- WORK INSTRUCTION -
The number of lines holding the string "this" is all that is wanted; count them in the records below.

[[ EXCERPTED RECORDS open ]]

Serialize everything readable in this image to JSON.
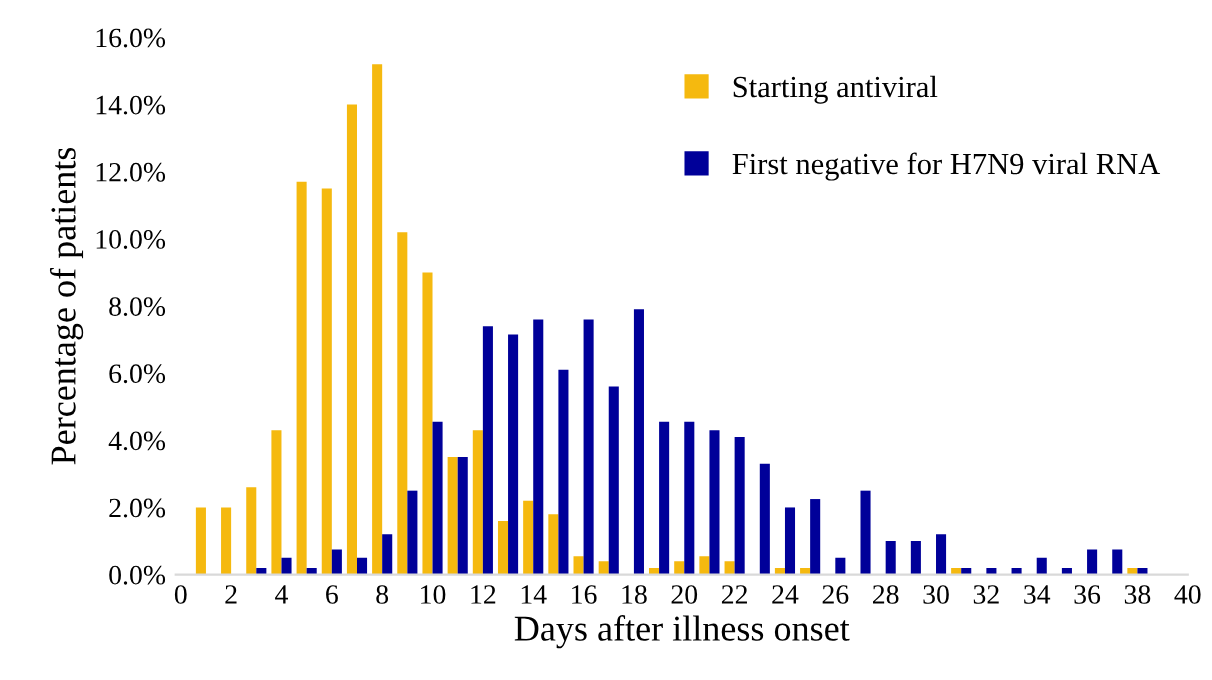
{
  "chart_data": {
    "type": "bar",
    "xlabel": "Days after illness onset",
    "ylabel": "Percentage of patients",
    "x": [
      1,
      2,
      3,
      4,
      5,
      6,
      7,
      8,
      9,
      10,
      11,
      12,
      13,
      14,
      15,
      16,
      17,
      18,
      19,
      20,
      21,
      22,
      23,
      24,
      25,
      26,
      27,
      28,
      29,
      30,
      31,
      32,
      33,
      34,
      35,
      36,
      37,
      38
    ],
    "series": [
      {
        "name": "Starting antiviral",
        "color": "#f5b90f",
        "values": [
          2.0,
          2.0,
          2.6,
          4.3,
          11.7,
          11.5,
          14.0,
          15.2,
          10.2,
          9.0,
          3.5,
          4.3,
          1.6,
          2.2,
          1.8,
          0.55,
          0.4,
          0,
          0.2,
          0.4,
          0.55,
          0.4,
          0,
          0.2,
          0.2,
          0,
          0,
          0,
          0,
          0,
          0.2,
          0,
          0,
          0,
          0,
          0,
          0,
          0.2
        ]
      },
      {
        "name": "First negative for H7N9 viral RNA",
        "color": "#000099",
        "values": [
          0,
          0,
          0.2,
          0.5,
          0.2,
          0.75,
          0.5,
          1.2,
          2.5,
          4.55,
          3.5,
          7.4,
          7.15,
          7.6,
          6.1,
          7.6,
          5.6,
          7.9,
          4.55,
          4.55,
          4.3,
          4.1,
          3.3,
          2.0,
          2.25,
          0.5,
          2.5,
          1.0,
          1.0,
          1.2,
          0.2,
          0.2,
          0.2,
          0.5,
          0.2,
          0.75,
          0.75,
          0.2
        ]
      }
    ],
    "xlim": [
      -0.2,
      40
    ],
    "xticks": [
      0,
      2,
      4,
      6,
      8,
      10,
      12,
      14,
      16,
      18,
      20,
      22,
      24,
      26,
      28,
      30,
      32,
      34,
      36,
      38,
      40
    ],
    "ylim": [
      0,
      16
    ],
    "yticks": [
      {
        "value": 0,
        "label": "0.0%"
      },
      {
        "value": 2,
        "label": "2.0%"
      },
      {
        "value": 4,
        "label": "4.0%"
      },
      {
        "value": 6,
        "label": "6.0%"
      },
      {
        "value": 8,
        "label": "8.0%"
      },
      {
        "value": 10,
        "label": "10.0%"
      },
      {
        "value": 12,
        "label": "12.0%"
      },
      {
        "value": 14,
        "label": "14.0%"
      },
      {
        "value": 16,
        "label": "16.0%"
      }
    ],
    "legend": "top right",
    "grid": false
  }
}
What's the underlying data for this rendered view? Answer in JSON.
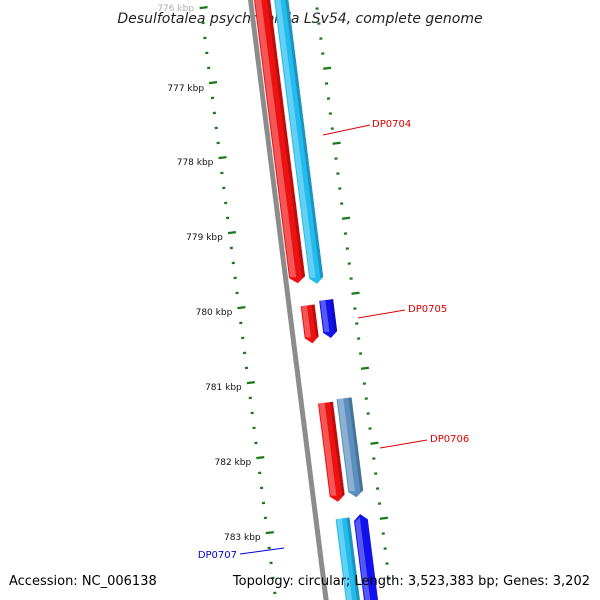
{
  "title": "Desulfotalea psychrophila LSv54, complete genome",
  "accession_text": "Accession: NC_006138",
  "stats_text": "Topology: circular; Length: 3,523,383 bp; Genes: 3,202",
  "colors": {
    "backbone": "#8c8c8c",
    "tick": "#1a7a1a",
    "red_gene": "#ee1111",
    "cyan_gene": "#22bbee",
    "blue_gene": "#1111ee",
    "steel_gene": "#5b8fbf",
    "label_red": "#dd0000",
    "label_blue": "#0000cc"
  },
  "ticks": [
    {
      "label": "776 kbp"
    },
    {
      "label": "777 kbp"
    },
    {
      "label": "778 kbp"
    },
    {
      "label": "779 kbp"
    },
    {
      "label": "780 kbp"
    },
    {
      "label": "781 kbp"
    },
    {
      "label": "782 kbp"
    },
    {
      "label": "783 kbp"
    }
  ],
  "gene_labels": [
    {
      "text": "DP0704",
      "color": "label_red"
    },
    {
      "text": "DP0705",
      "color": "label_red"
    },
    {
      "text": "DP0706",
      "color": "label_red"
    },
    {
      "text": "DP0707",
      "color": "label_blue"
    }
  ]
}
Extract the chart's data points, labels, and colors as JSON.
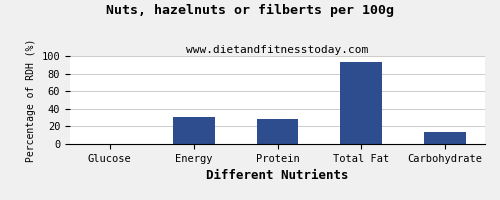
{
  "title": "Nuts, hazelnuts or filberts per 100g",
  "subtitle": "www.dietandfitnesstoday.com",
  "xlabel": "Different Nutrients",
  "ylabel": "Percentage of RDH (%)",
  "categories": [
    "Glucose",
    "Energy",
    "Protein",
    "Total Fat",
    "Carbohydrate"
  ],
  "values": [
    0,
    31,
    28,
    93,
    14
  ],
  "bar_color": "#2d4d8e",
  "ylim": [
    0,
    100
  ],
  "yticks": [
    0,
    20,
    40,
    60,
    80,
    100
  ],
  "background_color": "#f0f0f0",
  "plot_bg_color": "#ffffff",
  "title_fontsize": 9.5,
  "subtitle_fontsize": 8,
  "xlabel_fontsize": 9,
  "ylabel_fontsize": 7,
  "tick_fontsize": 7.5,
  "grid_color": "#cccccc"
}
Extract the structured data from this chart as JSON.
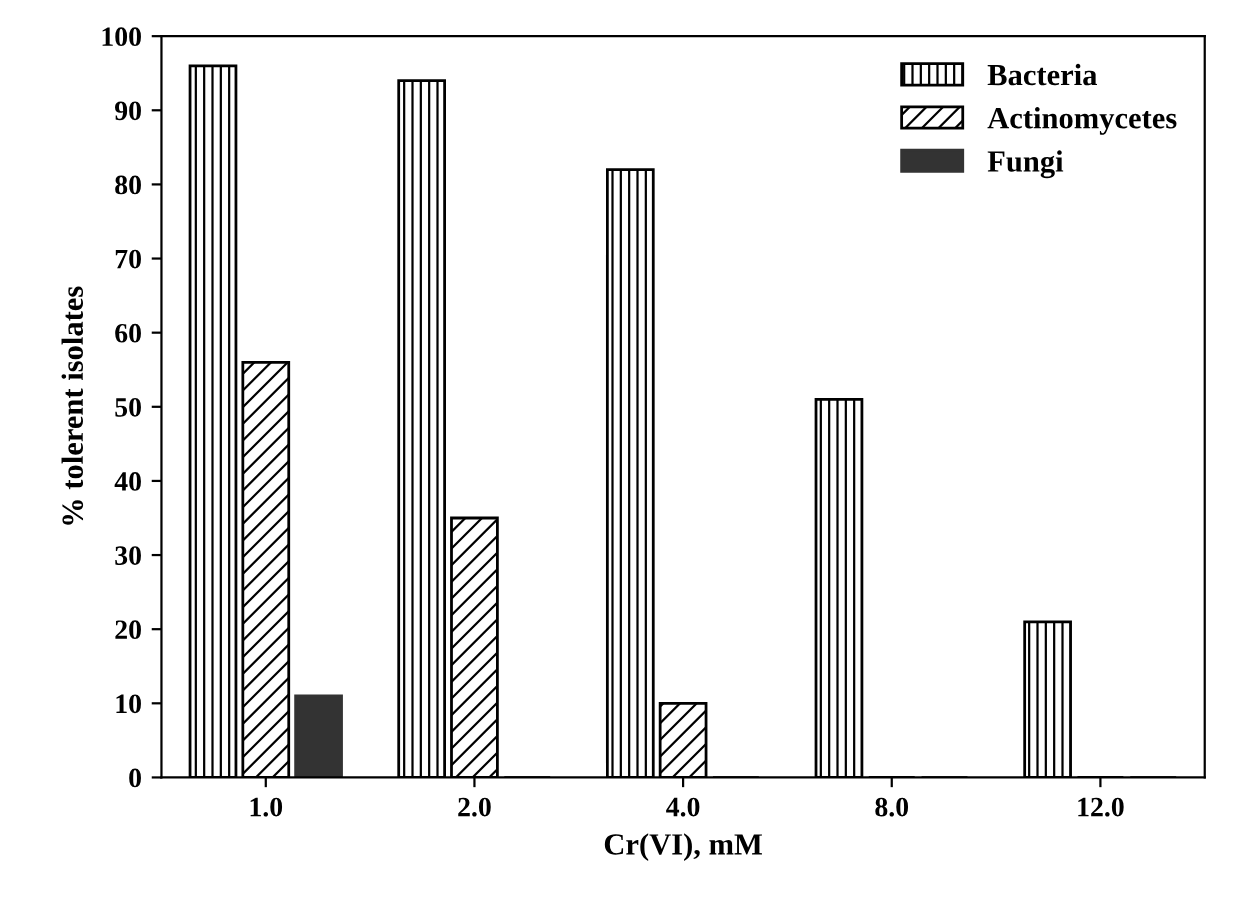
{
  "chart_data": {
    "type": "bar",
    "xlabel": "Cr(VI), mM",
    "ylabel": "% tolerent isolates",
    "categories": [
      "1.0",
      "2.0",
      "4.0",
      "8.0",
      "12.0"
    ],
    "series": [
      {
        "name": "Bacteria",
        "color": "#000000",
        "values": [
          96,
          94,
          82,
          51,
          21
        ]
      },
      {
        "name": "Actinomycetes",
        "color": "#000000",
        "values": [
          56,
          35,
          10,
          0,
          0
        ]
      },
      {
        "name": "Fungi",
        "color": "#333333",
        "values": [
          11,
          0,
          0,
          0,
          0
        ]
      }
    ],
    "ylim": [
      0,
      100
    ],
    "yticks": [
      0,
      10,
      20,
      30,
      40,
      50,
      60,
      70,
      80,
      90,
      100
    ],
    "grid": false,
    "legend": "top right"
  }
}
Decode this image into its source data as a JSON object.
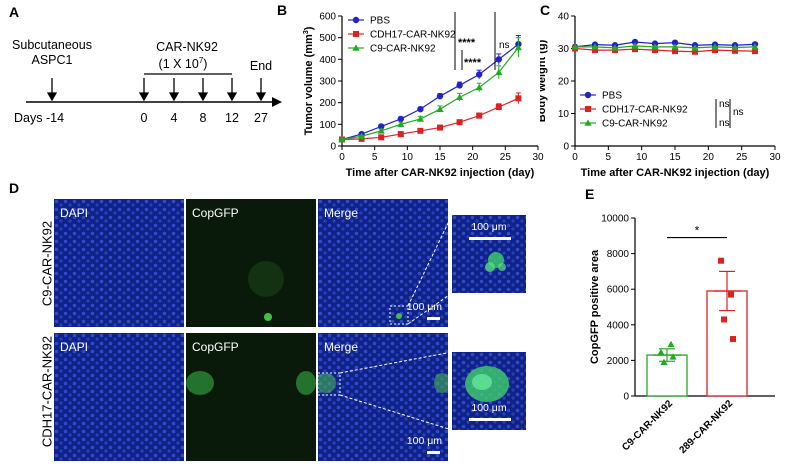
{
  "panels": {
    "a": "A",
    "b": "B",
    "c": "C",
    "d": "D",
    "e": "E"
  },
  "schema": {
    "subcutaneous": "Subcutaneous",
    "aspc1": "ASPC1",
    "carnk92": "CAR-NK92",
    "dose": "(1 X 10",
    "dose_exp": "7",
    "dose_close": ")",
    "end": "End",
    "days_label": "Days -14",
    "days": [
      "0",
      "4",
      "8",
      "12",
      "27"
    ]
  },
  "chart_data": [
    {
      "type": "line",
      "xlabel": "Time after CAR-NK92 injection (day)",
      "ylabel": "Tumor volume (mm",
      "ylabel_sup": "3",
      "ylabel_close": ")",
      "xlim": [
        0,
        30
      ],
      "ylim": [
        0,
        600
      ],
      "xticks": [
        "0",
        "5",
        "10",
        "15",
        "20",
        "25",
        "30"
      ],
      "yticks": [
        "0",
        "100",
        "200",
        "300",
        "400",
        "500",
        "600"
      ],
      "legend": "top-left",
      "series": [
        {
          "name": "PBS",
          "color": "#2222cc",
          "marker": "circle",
          "x": [
            0,
            3,
            6,
            9,
            12,
            15,
            18,
            21,
            24,
            27
          ],
          "y": [
            30,
            55,
            90,
            125,
            170,
            230,
            280,
            330,
            400,
            470
          ],
          "err": [
            5,
            5,
            8,
            8,
            10,
            12,
            15,
            20,
            25,
            40
          ]
        },
        {
          "name": "CDH17-CAR-NK92",
          "color": "#dd2222",
          "marker": "square",
          "x": [
            0,
            3,
            6,
            9,
            12,
            15,
            18,
            21,
            24,
            27
          ],
          "y": [
            30,
            33,
            40,
            55,
            70,
            85,
            110,
            140,
            180,
            220
          ],
          "err": [
            5,
            3,
            4,
            5,
            6,
            8,
            10,
            12,
            15,
            25
          ]
        },
        {
          "name": "C9-CAR-NK92",
          "color": "#22aa22",
          "marker": "triangle",
          "x": [
            0,
            3,
            6,
            9,
            12,
            15,
            18,
            21,
            24,
            27
          ],
          "y": [
            30,
            45,
            70,
            100,
            125,
            170,
            225,
            270,
            340,
            455
          ],
          "err": [
            5,
            5,
            8,
            10,
            12,
            15,
            18,
            20,
            30,
            45
          ]
        }
      ],
      "annotations": [
        "****",
        "****",
        "ns"
      ]
    },
    {
      "type": "line",
      "xlabel": "Time after CAR-NK92 injection (day)",
      "ylabel": "Body weight (g)",
      "xlim": [
        0,
        30
      ],
      "ylim": [
        0,
        40
      ],
      "xticks": [
        "0",
        "5",
        "10",
        "15",
        "20",
        "25",
        "30"
      ],
      "yticks": [
        "0",
        "10",
        "20",
        "30",
        "40"
      ],
      "legend": "bottom-left",
      "series": [
        {
          "name": "PBS",
          "color": "#2222cc",
          "marker": "circle",
          "x": [
            0,
            3,
            6,
            9,
            12,
            15,
            18,
            21,
            24,
            27
          ],
          "y": [
            30.5,
            31.2,
            31.0,
            32.0,
            31.5,
            31.8,
            31.0,
            31.2,
            31.0,
            31.3
          ]
        },
        {
          "name": "CDH17-CAR-NK92",
          "color": "#dd2222",
          "marker": "square",
          "x": [
            0,
            3,
            6,
            9,
            12,
            15,
            18,
            21,
            24,
            27
          ],
          "y": [
            30.0,
            29.5,
            29.5,
            29.8,
            29.5,
            29.2,
            29.0,
            29.5,
            29.3,
            29.2
          ]
        },
        {
          "name": "C9-CAR-NK92",
          "color": "#22aa22",
          "marker": "triangle",
          "x": [
            0,
            3,
            6,
            9,
            12,
            15,
            18,
            21,
            24,
            27
          ],
          "y": [
            30.5,
            30.5,
            30.2,
            30.8,
            30.5,
            30.5,
            30.2,
            30.5,
            30.3,
            30.5
          ]
        }
      ],
      "annotations": [
        "ns",
        "ns",
        "ns"
      ]
    },
    {
      "type": "bar",
      "ylabel": "CopGFP positive area",
      "ylim": [
        0,
        10000
      ],
      "yticks": [
        "0",
        "2000",
        "4000",
        "6000",
        "8000",
        "10000"
      ],
      "categories": [
        "C9-CAR-NK92",
        "289-CAR-NK92"
      ],
      "values": [
        2300,
        5900
      ],
      "err": [
        350,
        1100
      ],
      "colors": [
        "#22aa22",
        "#dd2222"
      ],
      "points": [
        [
          2450,
          2900,
          1900,
          2200
        ],
        [
          7600,
          5700,
          4300,
          3200
        ]
      ],
      "annotations": [
        "*"
      ]
    }
  ],
  "micrographs": {
    "dapi": "DAPI",
    "copgfp": "CopGFP",
    "merge": "Merge",
    "scale": "100 μm",
    "row1": "C9-CAR-NK92",
    "row2": "CDH17-CAR-NK92"
  }
}
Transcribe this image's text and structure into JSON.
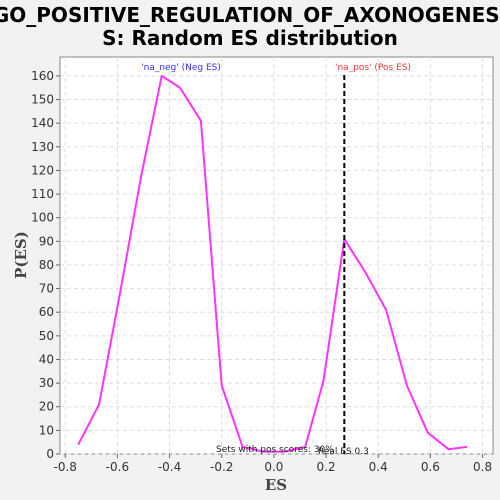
{
  "chart_data": {
    "type": "line",
    "title_line1": "GO_POSITIVE_REGULATION_OF_AXONOGENESI",
    "title_line2": "S: Random ES distribution",
    "xlabel": "ES",
    "ylabel": "P(ES)",
    "xlim": [
      -0.82,
      0.84
    ],
    "ylim": [
      0,
      168
    ],
    "x_ticks": [
      -0.8,
      -0.6,
      -0.4,
      -0.2,
      0.0,
      0.2,
      0.4,
      0.6,
      0.8
    ],
    "x_tick_labels": [
      "-0.8",
      "-0.6",
      "-0.4",
      "-0.2",
      "0.0",
      "0.2",
      "0.4",
      "0.6",
      "0.8"
    ],
    "y_ticks": [
      0,
      10,
      20,
      30,
      40,
      50,
      60,
      70,
      80,
      90,
      100,
      110,
      120,
      130,
      140,
      150,
      160
    ],
    "y_tick_labels": [
      "0",
      "10",
      "20",
      "30",
      "40",
      "50",
      "60",
      "70",
      "80",
      "90",
      "100",
      "110",
      "120",
      "130",
      "140",
      "150",
      "160"
    ],
    "grid": true,
    "series": [
      {
        "color": "#ff33ff",
        "x": [
          -0.75,
          -0.67,
          -0.59,
          -0.51,
          -0.43,
          -0.36,
          -0.28,
          -0.2,
          -0.12,
          -0.04,
          0.04,
          0.12,
          0.19,
          0.27,
          0.35,
          0.43,
          0.51,
          0.59,
          0.67,
          0.74
        ],
        "y": [
          4,
          21,
          68,
          117,
          160,
          155,
          141,
          29,
          3,
          1,
          1,
          3,
          31,
          91,
          77,
          61,
          29,
          9,
          2,
          3
        ]
      }
    ],
    "marker_line": {
      "x": 0.27,
      "color": "#000000"
    },
    "annotations": {
      "neg_label": "'na_neg' (Neg ES)",
      "neg_color": "#3333ff",
      "pos_label": "'na_pos' (Pos ES)",
      "pos_color": "#ff3333",
      "sets_text": "Sets with pos scores: 30%",
      "real_es_text": "Real ES 0.3"
    }
  }
}
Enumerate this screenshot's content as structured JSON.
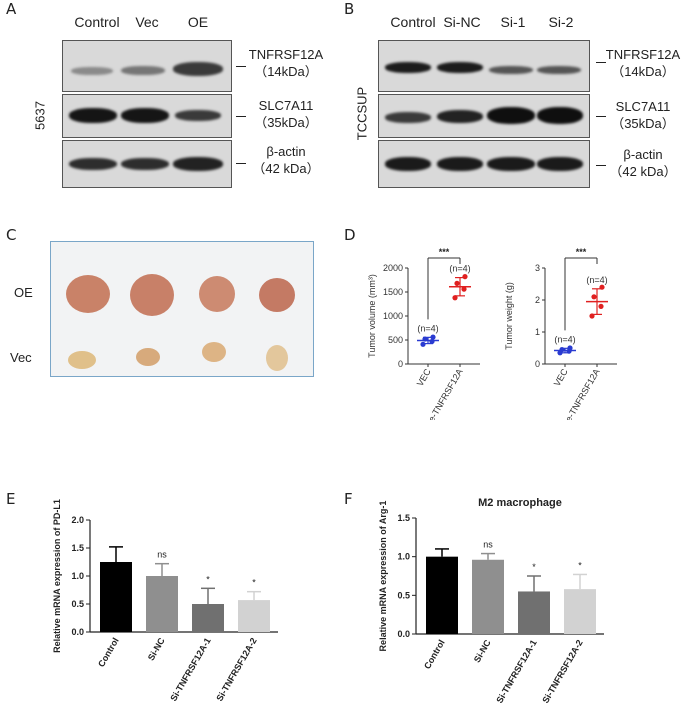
{
  "panels": {
    "A": {
      "label": "A",
      "lanes": [
        "Control",
        "Vec",
        "OE"
      ],
      "cell_line": "5637",
      "markers": [
        {
          "name": "TNFRSF12A",
          "size": "（14kDa）"
        },
        {
          "name": "SLC7A11",
          "size": "（35kDa）"
        },
        {
          "name": "β-actin",
          "size": "（42 kDa）"
        }
      ]
    },
    "B": {
      "label": "B",
      "lanes": [
        "Control",
        "Si-NC",
        "Si-1",
        "Si-2"
      ],
      "cell_line": "TCCSUP",
      "markers": [
        {
          "name": "TNFRSF12A",
          "size": "（14kDa）"
        },
        {
          "name": "SLC7A11",
          "size": "（35kDa）"
        },
        {
          "name": "β-actin",
          "size": "（42 kDa）"
        }
      ]
    },
    "C": {
      "label": "C",
      "rows": [
        "OE",
        "Vec"
      ]
    },
    "D": {
      "label": "D"
    },
    "E": {
      "label": "E"
    },
    "F": {
      "label": "F"
    }
  },
  "chart_data": [
    {
      "id": "D-volume",
      "type": "scatter",
      "ylabel": "Tumor volume (mm³)",
      "categories": [
        "VEC",
        "Oe-TNFRSF12A"
      ],
      "ylim": [
        0,
        2000
      ],
      "yticks": [
        0,
        500,
        1000,
        1500,
        2000
      ],
      "points": [
        [
          410,
          470,
          520,
          560
        ],
        [
          1380,
          1560,
          1680,
          1820
        ]
      ],
      "means": [
        490,
        1610
      ],
      "sds": [
        65,
        190
      ],
      "point_colors": [
        "#2a3bd1",
        "#e02020"
      ],
      "n_labels": [
        "(n=4)",
        "(n=4)"
      ],
      "significance": "***"
    },
    {
      "id": "D-weight",
      "type": "scatter",
      "ylabel": "Tumor weight (g)",
      "categories": [
        "VEC",
        "Oe-TNFRSF12A"
      ],
      "ylim": [
        0,
        3
      ],
      "yticks": [
        0,
        1,
        2,
        3
      ],
      "points": [
        [
          0.35,
          0.4,
          0.45,
          0.5
        ],
        [
          1.5,
          1.8,
          2.1,
          2.4
        ]
      ],
      "means": [
        0.42,
        1.95
      ],
      "sds": [
        0.07,
        0.4
      ],
      "point_colors": [
        "#2a3bd1",
        "#e02020"
      ],
      "n_labels": [
        "(n=4)",
        "(n=4)"
      ],
      "significance": "***"
    },
    {
      "id": "E",
      "type": "bar",
      "title": "",
      "ylabel": "Relative mRNA expression of PD-L1",
      "categories": [
        "Control",
        "Si-NC",
        "Si-TNFRSF12A-1",
        "Si-TNFRSF12A-2"
      ],
      "values": [
        1.25,
        1.0,
        0.5,
        0.57
      ],
      "errors": [
        0.27,
        0.22,
        0.28,
        0.15
      ],
      "colors": [
        "#000000",
        "#8f8f8f",
        "#707070",
        "#d2d2d2"
      ],
      "annotations": [
        "",
        "ns",
        "*",
        "*"
      ],
      "ylim": [
        0,
        2.0
      ],
      "yticks": [
        "0.0",
        "0.5",
        "1.0",
        "1.5",
        "2.0"
      ]
    },
    {
      "id": "F",
      "type": "bar",
      "title": "M2 macrophage",
      "ylabel": "Relative mRNA expression of Arg-1",
      "categories": [
        "Control",
        "Si-NC",
        "Si-TNFRSF12A-1",
        "Si-TNFRSF12A-2"
      ],
      "values": [
        1.0,
        0.96,
        0.55,
        0.58
      ],
      "errors": [
        0.1,
        0.08,
        0.2,
        0.19
      ],
      "colors": [
        "#000000",
        "#8f8f8f",
        "#707070",
        "#d2d2d2"
      ],
      "annotations": [
        "",
        "ns",
        "*",
        "*"
      ],
      "ylim": [
        0,
        1.5
      ],
      "yticks": [
        "0.0",
        "0.5",
        "1.0",
        "1.5"
      ]
    }
  ]
}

[[ EXCERPTED RECORDS closed ]]

- OUTPUT OF THE TASK -
6